Aim of the exercise. Wherever "Department" appears in a line, copy that line.

(Extracted records)
****************

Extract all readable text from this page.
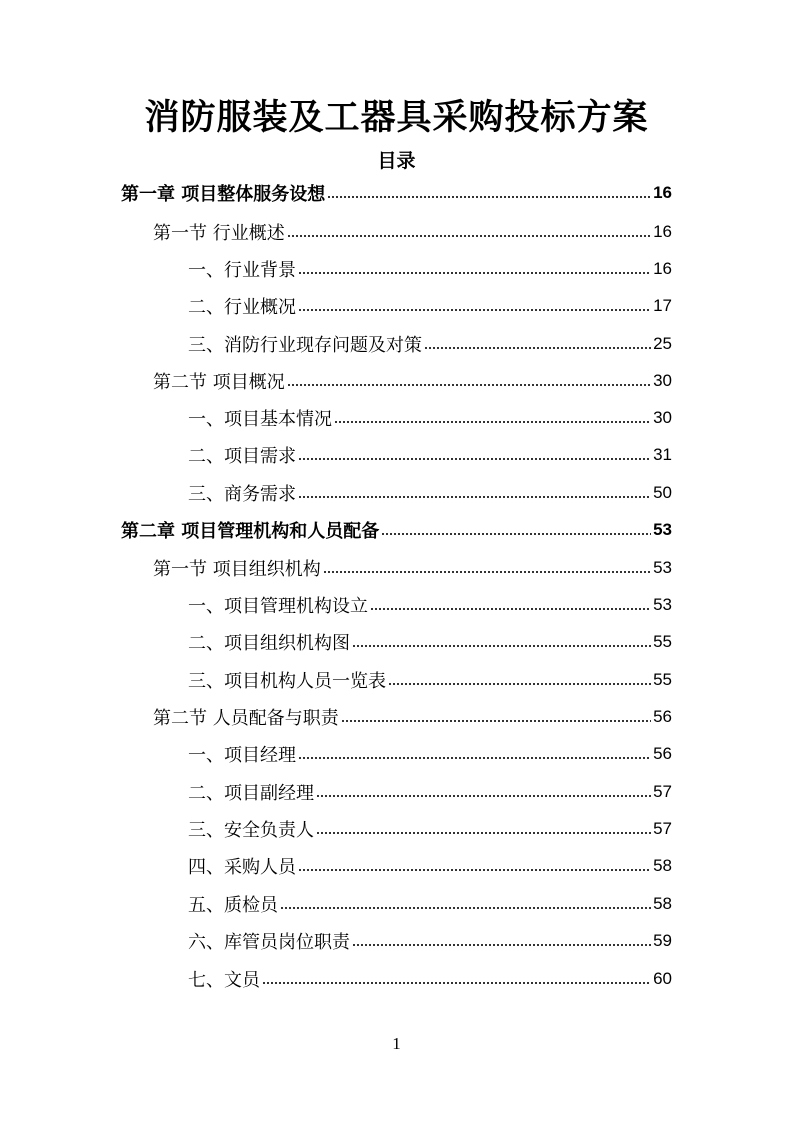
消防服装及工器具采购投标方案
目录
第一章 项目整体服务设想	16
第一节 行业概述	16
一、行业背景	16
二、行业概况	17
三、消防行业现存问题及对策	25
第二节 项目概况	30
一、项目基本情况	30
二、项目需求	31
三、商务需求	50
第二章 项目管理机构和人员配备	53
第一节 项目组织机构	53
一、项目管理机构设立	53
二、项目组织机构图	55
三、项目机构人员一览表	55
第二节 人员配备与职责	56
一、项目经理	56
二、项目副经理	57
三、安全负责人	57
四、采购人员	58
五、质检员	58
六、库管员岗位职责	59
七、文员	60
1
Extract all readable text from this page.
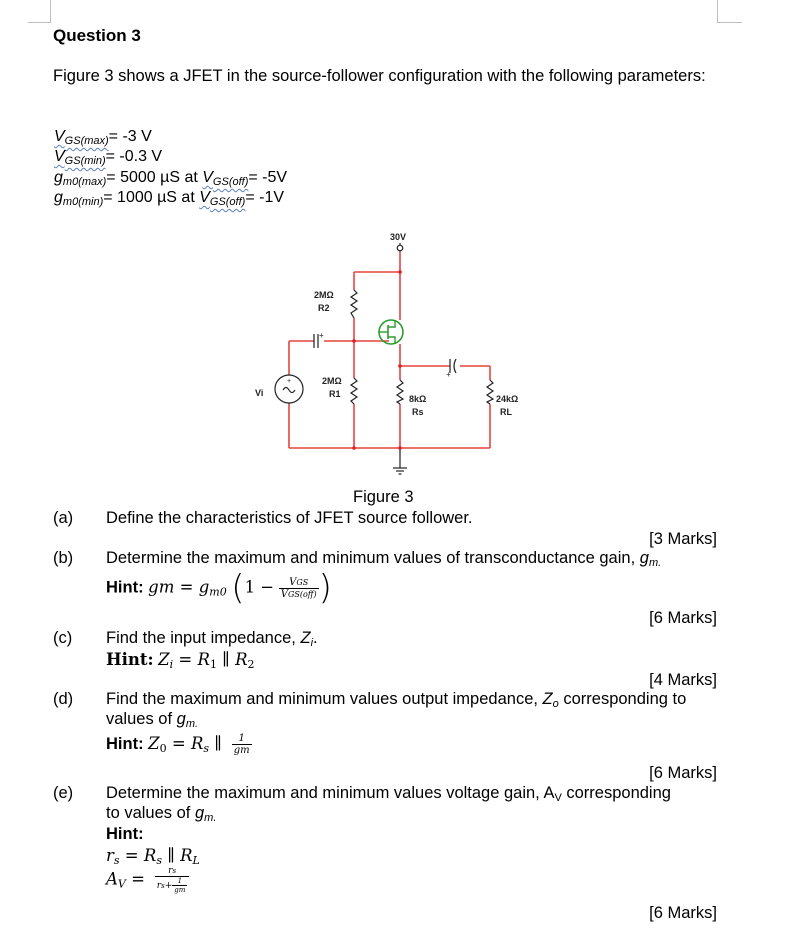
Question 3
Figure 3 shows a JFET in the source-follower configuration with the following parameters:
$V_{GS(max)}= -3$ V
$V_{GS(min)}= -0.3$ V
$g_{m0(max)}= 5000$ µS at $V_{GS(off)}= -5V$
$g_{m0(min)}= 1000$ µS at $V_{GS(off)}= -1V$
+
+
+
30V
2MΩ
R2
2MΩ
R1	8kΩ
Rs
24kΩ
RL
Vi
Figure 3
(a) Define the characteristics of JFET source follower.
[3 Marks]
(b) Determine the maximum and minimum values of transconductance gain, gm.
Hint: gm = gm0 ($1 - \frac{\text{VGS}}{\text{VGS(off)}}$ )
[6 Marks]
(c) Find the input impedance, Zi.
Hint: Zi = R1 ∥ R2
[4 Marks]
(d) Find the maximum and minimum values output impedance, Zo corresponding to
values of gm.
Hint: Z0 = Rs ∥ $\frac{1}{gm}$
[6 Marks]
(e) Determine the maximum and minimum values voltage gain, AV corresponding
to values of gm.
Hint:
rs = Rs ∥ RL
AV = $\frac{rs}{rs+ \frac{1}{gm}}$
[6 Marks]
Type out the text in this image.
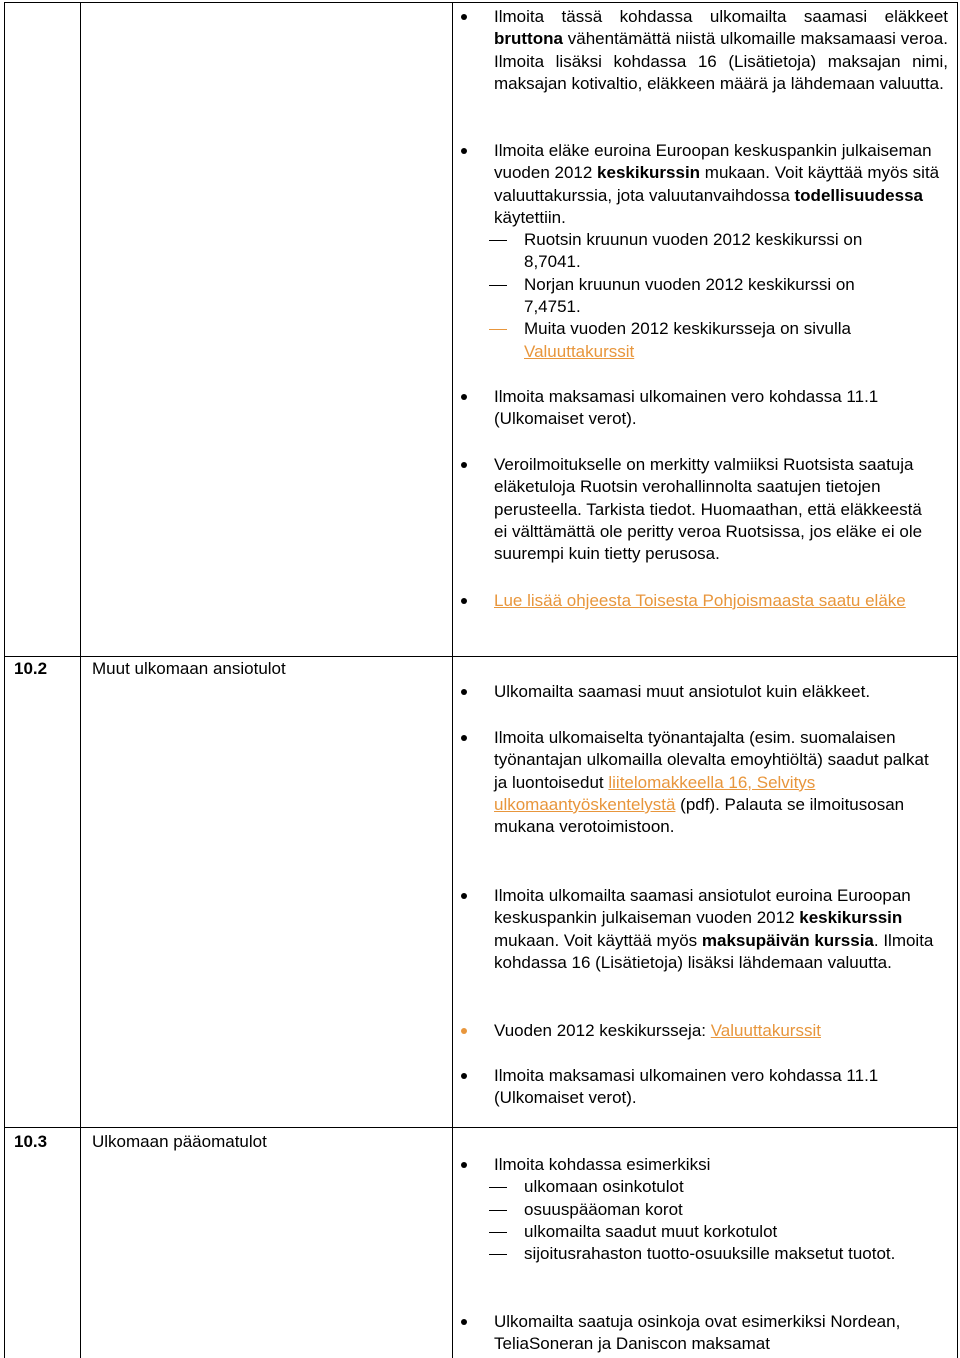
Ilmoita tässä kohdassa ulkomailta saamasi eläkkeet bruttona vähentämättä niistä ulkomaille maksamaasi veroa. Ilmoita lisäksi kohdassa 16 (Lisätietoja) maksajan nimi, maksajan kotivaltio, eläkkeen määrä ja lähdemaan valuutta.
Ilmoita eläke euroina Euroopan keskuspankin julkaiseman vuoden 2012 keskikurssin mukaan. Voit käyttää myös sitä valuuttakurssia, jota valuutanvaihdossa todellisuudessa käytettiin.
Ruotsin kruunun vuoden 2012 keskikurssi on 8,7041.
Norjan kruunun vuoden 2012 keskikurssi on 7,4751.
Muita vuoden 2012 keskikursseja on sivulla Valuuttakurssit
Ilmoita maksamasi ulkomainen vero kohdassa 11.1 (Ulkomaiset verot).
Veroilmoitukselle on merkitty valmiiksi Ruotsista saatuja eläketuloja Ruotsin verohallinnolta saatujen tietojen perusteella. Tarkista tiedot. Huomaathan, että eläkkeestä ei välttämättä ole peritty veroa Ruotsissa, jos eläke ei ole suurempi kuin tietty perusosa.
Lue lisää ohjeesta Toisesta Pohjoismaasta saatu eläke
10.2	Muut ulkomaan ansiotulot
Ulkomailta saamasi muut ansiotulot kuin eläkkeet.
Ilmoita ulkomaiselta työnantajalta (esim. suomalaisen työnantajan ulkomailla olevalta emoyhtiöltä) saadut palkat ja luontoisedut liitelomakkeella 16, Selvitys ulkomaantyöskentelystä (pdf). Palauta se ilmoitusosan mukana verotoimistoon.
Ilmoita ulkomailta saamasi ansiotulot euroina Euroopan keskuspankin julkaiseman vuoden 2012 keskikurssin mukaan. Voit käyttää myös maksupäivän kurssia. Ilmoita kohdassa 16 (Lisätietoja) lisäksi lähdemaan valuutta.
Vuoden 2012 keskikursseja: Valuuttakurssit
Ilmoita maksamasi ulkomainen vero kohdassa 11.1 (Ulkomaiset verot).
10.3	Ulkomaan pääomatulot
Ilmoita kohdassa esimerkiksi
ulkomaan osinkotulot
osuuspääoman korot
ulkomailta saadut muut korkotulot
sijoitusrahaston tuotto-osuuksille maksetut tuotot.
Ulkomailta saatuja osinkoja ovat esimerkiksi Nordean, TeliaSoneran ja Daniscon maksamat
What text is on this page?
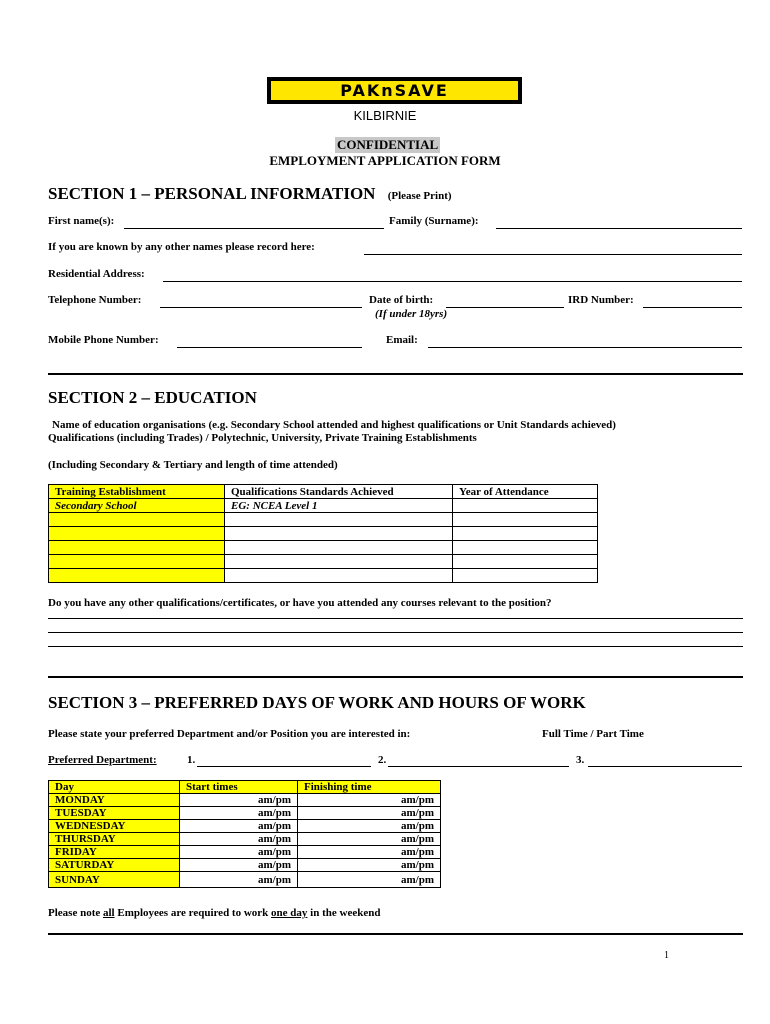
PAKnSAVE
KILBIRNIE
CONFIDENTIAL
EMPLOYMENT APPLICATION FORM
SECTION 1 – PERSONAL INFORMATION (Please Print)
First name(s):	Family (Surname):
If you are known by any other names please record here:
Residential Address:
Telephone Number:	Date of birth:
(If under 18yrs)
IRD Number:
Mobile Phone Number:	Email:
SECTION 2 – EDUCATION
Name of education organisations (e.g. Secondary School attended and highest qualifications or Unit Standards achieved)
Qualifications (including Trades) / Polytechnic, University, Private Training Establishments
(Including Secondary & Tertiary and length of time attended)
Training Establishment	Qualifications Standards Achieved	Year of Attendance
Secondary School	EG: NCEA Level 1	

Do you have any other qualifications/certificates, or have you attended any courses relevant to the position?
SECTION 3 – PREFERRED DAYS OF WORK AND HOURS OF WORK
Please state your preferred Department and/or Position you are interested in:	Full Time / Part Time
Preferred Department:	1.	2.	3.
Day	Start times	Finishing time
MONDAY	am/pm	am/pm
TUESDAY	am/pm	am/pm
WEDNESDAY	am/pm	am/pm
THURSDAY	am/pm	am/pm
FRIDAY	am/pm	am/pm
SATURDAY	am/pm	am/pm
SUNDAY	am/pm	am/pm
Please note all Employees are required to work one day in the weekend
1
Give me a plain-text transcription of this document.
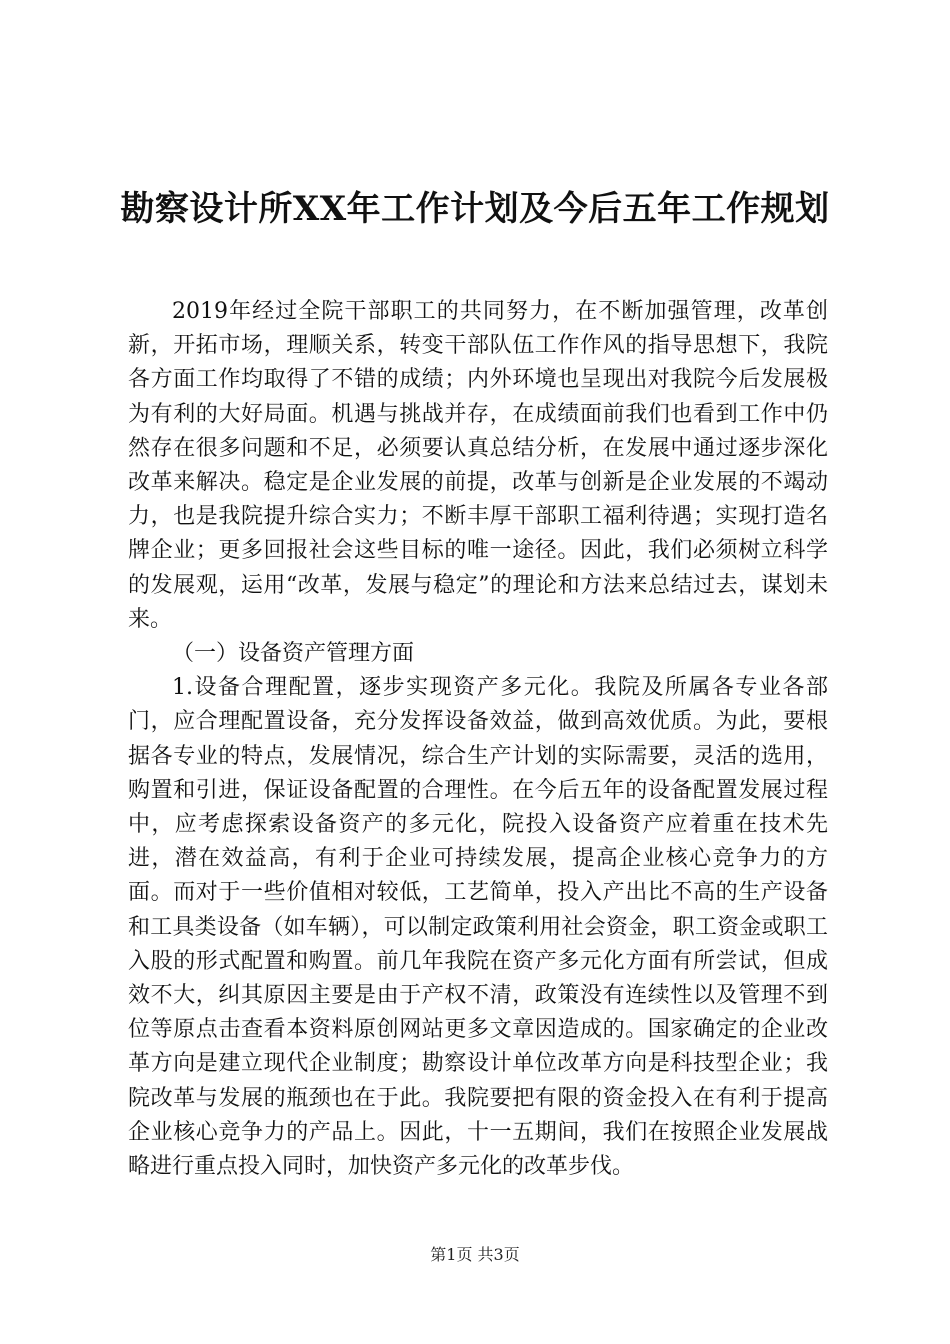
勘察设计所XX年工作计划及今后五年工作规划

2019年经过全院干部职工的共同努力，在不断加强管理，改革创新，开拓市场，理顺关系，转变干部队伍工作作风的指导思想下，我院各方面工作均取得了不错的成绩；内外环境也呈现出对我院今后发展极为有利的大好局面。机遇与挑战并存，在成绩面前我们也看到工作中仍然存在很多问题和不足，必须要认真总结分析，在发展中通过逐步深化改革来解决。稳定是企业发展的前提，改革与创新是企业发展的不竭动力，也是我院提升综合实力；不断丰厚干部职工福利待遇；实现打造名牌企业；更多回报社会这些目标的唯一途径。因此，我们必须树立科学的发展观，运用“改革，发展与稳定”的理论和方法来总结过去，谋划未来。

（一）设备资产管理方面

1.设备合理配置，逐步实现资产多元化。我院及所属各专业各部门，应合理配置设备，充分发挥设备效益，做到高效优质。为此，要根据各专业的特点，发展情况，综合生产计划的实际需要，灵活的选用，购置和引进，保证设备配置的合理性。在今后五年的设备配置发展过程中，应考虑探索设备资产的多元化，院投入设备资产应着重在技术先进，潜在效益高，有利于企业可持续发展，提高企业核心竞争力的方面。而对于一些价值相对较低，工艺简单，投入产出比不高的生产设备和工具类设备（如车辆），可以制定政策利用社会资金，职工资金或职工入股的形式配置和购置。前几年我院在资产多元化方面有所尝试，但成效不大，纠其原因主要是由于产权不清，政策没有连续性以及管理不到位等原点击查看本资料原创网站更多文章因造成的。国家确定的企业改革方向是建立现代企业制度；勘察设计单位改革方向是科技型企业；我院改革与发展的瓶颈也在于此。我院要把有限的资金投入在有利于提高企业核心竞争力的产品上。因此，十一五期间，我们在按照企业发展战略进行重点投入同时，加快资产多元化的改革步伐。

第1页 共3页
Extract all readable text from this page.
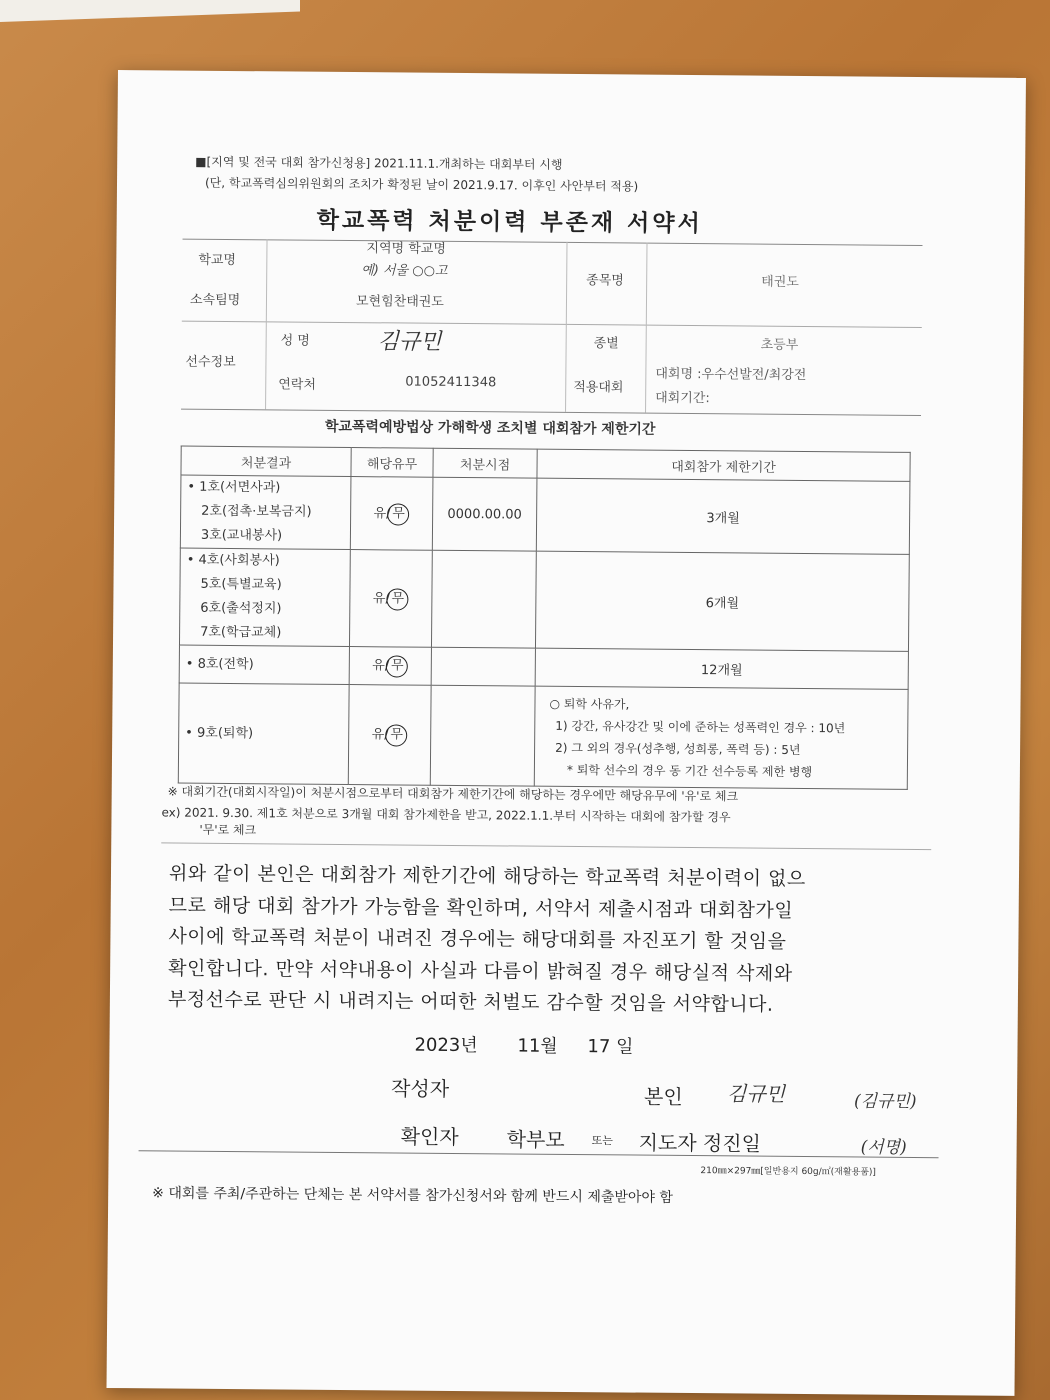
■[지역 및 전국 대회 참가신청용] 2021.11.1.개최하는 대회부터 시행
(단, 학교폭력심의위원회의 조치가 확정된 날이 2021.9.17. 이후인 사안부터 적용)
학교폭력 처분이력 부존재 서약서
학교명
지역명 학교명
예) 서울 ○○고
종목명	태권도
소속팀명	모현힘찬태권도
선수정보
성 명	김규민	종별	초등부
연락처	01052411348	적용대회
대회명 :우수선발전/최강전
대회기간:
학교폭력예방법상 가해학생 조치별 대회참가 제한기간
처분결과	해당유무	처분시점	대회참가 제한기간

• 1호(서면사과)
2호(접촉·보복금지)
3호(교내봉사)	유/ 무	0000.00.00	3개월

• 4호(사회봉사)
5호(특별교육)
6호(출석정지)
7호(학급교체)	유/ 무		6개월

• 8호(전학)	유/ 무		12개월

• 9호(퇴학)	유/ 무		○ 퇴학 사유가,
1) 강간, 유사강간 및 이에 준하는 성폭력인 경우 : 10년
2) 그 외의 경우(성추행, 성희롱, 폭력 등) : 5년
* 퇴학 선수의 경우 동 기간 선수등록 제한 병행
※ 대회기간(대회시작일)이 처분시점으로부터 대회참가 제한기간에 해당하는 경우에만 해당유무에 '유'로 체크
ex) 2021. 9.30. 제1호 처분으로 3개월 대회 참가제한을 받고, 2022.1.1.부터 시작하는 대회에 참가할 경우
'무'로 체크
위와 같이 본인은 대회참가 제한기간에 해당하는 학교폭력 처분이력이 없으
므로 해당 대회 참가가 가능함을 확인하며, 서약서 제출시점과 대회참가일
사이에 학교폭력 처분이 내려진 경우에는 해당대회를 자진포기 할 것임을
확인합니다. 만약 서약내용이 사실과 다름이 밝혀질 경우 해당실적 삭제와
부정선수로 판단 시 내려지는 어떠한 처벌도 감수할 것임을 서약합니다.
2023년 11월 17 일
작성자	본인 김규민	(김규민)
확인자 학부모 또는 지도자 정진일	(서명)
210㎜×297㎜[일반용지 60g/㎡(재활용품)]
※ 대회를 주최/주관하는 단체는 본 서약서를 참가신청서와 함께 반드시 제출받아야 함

****************

Exercise output.
Please state your preferred Department and/or Position you are interested in:	Full Time / Part Time
Preferred Department:	1.	2.	3.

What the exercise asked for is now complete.